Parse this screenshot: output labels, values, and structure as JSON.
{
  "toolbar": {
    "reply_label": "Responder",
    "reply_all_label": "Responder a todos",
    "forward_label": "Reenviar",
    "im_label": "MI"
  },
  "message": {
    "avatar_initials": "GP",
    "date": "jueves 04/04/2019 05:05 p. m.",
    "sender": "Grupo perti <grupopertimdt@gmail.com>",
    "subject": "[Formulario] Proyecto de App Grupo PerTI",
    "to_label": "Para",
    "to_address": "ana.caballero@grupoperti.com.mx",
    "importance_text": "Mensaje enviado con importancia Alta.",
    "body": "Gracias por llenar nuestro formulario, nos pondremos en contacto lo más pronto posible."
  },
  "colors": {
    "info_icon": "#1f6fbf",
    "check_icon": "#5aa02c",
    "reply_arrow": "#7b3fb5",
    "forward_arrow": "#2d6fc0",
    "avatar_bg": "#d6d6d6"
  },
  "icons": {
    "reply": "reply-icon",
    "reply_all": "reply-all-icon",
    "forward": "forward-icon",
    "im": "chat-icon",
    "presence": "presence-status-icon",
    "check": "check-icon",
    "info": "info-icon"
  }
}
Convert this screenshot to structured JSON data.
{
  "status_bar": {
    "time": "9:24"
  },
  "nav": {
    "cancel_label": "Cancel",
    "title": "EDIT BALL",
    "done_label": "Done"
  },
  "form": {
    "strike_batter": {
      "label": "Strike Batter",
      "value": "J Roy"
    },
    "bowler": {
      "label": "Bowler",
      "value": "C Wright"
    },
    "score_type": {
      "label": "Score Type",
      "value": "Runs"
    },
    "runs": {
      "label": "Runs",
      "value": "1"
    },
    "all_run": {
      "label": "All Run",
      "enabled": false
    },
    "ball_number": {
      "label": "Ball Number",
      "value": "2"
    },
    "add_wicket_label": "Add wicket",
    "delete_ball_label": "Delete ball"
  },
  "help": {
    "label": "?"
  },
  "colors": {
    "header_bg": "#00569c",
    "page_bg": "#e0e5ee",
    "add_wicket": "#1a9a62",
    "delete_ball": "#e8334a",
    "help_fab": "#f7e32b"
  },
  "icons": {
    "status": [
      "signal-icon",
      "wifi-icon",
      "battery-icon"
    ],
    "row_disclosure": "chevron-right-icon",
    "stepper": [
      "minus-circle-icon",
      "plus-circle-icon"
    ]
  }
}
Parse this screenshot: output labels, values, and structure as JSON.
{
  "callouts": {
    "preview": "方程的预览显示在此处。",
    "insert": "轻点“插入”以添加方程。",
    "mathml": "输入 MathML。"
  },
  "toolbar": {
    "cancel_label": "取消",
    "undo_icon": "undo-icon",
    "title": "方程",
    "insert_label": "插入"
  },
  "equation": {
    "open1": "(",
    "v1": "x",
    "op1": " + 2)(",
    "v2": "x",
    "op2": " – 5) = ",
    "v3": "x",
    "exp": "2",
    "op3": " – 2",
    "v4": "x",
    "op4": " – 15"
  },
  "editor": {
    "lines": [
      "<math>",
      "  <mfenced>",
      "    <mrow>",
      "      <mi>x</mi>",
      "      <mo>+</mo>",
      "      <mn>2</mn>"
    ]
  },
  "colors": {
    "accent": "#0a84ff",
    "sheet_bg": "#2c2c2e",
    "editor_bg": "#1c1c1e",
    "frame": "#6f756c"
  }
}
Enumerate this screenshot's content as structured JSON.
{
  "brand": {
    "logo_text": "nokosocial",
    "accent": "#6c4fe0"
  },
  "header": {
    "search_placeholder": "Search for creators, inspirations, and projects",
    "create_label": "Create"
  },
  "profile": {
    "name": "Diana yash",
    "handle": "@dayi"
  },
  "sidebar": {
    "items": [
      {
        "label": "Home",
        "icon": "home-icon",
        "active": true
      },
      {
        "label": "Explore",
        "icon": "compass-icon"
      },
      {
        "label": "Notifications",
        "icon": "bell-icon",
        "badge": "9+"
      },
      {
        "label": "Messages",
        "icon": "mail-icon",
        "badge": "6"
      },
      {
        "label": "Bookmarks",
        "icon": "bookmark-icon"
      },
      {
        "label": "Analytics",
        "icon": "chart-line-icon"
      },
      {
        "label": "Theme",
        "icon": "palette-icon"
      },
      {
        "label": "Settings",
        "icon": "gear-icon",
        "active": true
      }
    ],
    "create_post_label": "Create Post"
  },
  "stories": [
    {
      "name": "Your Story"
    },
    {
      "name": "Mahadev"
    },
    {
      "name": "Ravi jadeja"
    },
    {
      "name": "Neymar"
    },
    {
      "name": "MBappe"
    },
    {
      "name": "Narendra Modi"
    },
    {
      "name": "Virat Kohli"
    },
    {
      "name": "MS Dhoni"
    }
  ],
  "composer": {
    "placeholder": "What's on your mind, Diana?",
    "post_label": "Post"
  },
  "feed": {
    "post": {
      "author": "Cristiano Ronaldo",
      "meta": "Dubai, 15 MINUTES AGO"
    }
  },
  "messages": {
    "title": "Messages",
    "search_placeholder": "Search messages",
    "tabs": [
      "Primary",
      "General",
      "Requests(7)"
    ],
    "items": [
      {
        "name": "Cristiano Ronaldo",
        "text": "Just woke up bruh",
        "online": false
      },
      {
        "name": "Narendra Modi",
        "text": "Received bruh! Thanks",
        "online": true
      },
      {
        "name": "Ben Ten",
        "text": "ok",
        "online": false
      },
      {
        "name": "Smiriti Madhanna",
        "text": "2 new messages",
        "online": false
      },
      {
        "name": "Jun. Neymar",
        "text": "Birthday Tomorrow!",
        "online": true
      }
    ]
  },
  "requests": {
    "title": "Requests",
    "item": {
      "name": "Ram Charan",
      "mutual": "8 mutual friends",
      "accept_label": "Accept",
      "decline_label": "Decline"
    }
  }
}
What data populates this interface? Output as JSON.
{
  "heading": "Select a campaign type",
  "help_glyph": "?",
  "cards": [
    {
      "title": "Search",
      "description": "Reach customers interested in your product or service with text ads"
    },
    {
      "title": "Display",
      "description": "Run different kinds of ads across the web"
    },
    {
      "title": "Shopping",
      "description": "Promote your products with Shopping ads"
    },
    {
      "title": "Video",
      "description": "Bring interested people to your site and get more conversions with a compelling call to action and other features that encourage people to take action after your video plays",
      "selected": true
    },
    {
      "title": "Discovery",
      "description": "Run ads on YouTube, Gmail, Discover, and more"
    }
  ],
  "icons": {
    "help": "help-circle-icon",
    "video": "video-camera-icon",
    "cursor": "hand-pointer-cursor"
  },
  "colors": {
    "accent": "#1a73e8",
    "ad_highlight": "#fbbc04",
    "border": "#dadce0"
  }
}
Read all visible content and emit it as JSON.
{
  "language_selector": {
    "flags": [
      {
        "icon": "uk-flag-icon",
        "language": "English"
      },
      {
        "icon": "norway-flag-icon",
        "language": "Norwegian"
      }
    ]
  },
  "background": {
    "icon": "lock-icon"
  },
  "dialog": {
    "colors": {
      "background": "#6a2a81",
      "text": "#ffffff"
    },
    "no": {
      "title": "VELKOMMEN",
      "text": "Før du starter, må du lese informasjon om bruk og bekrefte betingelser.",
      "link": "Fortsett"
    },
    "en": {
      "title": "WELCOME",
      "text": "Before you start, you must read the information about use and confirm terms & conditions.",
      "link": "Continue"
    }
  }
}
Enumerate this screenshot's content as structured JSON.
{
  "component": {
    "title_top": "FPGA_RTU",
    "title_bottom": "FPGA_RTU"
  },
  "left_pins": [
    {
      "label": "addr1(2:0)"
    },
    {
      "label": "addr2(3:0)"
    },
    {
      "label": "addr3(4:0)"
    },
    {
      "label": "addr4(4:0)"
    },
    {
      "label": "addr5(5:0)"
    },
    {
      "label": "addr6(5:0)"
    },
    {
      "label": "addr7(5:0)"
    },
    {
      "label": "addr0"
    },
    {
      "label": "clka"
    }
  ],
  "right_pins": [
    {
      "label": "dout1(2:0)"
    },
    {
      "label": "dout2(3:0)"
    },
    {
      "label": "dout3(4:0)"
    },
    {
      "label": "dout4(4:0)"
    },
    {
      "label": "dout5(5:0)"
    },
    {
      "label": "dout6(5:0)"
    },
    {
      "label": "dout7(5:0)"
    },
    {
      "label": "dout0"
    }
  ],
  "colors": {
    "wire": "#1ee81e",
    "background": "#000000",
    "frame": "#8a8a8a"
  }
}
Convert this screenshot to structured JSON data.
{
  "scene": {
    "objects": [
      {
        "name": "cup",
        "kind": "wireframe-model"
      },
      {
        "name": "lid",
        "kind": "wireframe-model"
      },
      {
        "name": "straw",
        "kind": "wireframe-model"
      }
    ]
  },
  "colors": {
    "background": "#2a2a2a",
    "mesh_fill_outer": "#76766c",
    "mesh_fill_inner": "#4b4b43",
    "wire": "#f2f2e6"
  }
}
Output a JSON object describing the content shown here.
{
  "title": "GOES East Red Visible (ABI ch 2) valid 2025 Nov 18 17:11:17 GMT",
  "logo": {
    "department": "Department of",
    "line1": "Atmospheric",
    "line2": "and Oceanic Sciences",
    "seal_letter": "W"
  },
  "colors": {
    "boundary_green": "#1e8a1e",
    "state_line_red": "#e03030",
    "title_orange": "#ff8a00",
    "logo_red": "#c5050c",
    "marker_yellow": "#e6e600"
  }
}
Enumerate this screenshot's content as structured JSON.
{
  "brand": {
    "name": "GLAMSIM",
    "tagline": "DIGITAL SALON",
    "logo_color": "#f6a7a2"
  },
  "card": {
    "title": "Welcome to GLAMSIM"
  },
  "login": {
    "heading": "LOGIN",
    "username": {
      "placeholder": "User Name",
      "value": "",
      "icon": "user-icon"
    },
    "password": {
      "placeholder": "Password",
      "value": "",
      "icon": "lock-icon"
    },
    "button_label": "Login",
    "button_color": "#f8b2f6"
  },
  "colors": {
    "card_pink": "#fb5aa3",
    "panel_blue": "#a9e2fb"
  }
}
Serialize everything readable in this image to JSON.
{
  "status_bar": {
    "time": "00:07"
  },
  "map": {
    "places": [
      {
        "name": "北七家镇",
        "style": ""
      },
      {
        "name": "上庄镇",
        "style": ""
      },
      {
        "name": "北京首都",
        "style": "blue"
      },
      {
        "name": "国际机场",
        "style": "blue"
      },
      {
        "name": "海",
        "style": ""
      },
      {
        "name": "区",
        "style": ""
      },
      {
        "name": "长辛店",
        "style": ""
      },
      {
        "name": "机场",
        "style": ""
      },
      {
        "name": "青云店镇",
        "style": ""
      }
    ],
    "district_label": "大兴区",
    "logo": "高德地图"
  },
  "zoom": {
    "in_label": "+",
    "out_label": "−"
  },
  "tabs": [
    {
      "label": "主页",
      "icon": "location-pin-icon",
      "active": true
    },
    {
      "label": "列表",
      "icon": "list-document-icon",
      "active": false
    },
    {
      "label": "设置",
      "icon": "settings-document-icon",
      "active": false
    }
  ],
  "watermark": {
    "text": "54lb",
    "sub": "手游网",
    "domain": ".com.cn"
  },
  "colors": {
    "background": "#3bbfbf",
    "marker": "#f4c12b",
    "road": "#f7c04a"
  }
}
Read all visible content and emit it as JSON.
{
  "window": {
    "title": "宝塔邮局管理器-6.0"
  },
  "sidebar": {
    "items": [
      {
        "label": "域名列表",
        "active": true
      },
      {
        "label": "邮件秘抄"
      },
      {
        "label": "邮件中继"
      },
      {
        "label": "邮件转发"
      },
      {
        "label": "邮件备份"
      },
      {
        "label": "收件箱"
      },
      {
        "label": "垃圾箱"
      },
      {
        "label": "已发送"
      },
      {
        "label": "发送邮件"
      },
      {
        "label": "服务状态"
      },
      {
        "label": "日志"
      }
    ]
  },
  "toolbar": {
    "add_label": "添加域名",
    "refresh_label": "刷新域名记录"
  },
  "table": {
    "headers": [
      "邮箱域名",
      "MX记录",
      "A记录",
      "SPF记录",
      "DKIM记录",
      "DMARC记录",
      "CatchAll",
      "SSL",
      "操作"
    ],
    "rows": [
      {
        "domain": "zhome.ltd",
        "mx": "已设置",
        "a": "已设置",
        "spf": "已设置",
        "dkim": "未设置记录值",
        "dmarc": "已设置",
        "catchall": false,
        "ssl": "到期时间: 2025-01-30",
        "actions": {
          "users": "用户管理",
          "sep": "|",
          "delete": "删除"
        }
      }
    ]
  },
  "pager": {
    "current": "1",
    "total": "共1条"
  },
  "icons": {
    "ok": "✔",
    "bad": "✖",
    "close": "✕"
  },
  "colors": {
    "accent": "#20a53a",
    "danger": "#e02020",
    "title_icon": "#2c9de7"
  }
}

####################

(REQUIRED WORK):
Identify which lines contain the word "document" and copy each one.

(EXERCISE RESULT):
      "icon": "list-document-icon",
      "icon": "settings-document-icon",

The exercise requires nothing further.